- Task brief -
Which lines in the material below contain the word "this"? Copy each of them.

- Listed entries -
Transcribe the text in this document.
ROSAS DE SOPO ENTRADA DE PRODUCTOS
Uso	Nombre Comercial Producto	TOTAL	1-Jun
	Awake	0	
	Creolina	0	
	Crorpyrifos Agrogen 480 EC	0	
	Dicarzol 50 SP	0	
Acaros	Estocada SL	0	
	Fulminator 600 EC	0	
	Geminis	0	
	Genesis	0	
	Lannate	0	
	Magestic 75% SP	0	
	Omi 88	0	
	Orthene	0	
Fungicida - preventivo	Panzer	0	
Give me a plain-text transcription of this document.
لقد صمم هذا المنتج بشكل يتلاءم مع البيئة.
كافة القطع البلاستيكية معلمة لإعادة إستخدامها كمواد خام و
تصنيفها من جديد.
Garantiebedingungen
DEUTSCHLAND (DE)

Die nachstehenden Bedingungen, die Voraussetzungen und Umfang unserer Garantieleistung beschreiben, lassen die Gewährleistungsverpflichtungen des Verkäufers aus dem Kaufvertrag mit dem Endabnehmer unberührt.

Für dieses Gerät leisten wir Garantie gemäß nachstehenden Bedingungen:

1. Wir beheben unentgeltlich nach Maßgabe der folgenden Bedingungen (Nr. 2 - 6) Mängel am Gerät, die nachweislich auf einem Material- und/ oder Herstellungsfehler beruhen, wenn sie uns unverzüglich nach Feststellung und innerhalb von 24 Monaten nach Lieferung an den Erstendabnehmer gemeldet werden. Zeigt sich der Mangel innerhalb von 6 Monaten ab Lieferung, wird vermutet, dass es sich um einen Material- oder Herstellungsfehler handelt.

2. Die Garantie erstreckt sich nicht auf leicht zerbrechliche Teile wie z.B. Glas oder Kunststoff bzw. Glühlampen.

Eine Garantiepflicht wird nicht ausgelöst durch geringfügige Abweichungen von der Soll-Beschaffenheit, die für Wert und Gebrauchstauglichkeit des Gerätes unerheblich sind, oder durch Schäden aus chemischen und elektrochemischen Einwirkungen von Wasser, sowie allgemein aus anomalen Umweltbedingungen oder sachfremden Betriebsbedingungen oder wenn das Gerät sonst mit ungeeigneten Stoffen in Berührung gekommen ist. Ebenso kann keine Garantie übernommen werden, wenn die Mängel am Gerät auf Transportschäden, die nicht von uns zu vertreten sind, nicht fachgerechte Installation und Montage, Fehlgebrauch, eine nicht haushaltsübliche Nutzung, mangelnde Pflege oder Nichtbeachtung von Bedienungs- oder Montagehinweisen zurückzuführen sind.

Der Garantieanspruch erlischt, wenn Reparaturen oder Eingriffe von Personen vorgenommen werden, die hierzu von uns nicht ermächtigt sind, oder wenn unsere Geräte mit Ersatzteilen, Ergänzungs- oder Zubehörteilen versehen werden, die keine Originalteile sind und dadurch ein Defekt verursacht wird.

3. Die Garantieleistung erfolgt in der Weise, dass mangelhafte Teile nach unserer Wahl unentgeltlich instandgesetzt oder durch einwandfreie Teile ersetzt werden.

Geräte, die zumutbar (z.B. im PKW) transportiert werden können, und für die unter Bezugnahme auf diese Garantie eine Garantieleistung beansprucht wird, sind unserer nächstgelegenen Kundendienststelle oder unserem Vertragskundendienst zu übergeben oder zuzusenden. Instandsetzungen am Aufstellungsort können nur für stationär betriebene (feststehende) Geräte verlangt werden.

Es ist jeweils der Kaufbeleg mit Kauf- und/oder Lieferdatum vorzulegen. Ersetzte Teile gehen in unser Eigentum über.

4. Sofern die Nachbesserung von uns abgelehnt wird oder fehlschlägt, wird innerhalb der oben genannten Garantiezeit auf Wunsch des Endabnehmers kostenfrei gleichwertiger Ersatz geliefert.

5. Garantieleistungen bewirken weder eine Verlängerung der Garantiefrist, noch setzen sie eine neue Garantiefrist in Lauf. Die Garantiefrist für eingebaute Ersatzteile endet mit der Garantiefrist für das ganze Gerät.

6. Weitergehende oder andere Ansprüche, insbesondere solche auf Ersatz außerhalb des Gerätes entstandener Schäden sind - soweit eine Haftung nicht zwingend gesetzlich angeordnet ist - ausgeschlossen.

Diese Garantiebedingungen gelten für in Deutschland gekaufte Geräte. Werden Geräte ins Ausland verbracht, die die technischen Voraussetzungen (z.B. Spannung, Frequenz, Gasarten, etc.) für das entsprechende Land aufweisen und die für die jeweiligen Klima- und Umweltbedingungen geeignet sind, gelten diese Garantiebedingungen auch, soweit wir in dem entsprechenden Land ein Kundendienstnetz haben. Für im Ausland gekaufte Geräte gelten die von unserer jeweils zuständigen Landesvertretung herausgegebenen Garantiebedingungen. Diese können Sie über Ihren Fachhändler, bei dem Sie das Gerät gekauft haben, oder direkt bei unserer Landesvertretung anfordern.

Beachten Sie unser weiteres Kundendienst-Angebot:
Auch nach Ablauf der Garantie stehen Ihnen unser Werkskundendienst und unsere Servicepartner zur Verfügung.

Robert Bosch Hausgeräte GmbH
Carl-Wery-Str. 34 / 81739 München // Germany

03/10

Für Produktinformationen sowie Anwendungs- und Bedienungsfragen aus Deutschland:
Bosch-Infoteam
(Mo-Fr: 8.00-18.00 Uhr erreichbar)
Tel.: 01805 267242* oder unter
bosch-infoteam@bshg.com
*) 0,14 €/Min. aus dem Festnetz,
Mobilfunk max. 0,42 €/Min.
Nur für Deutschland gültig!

- Result below -
Transcribe the text in this document.
Give me a plain-text transcription of this document.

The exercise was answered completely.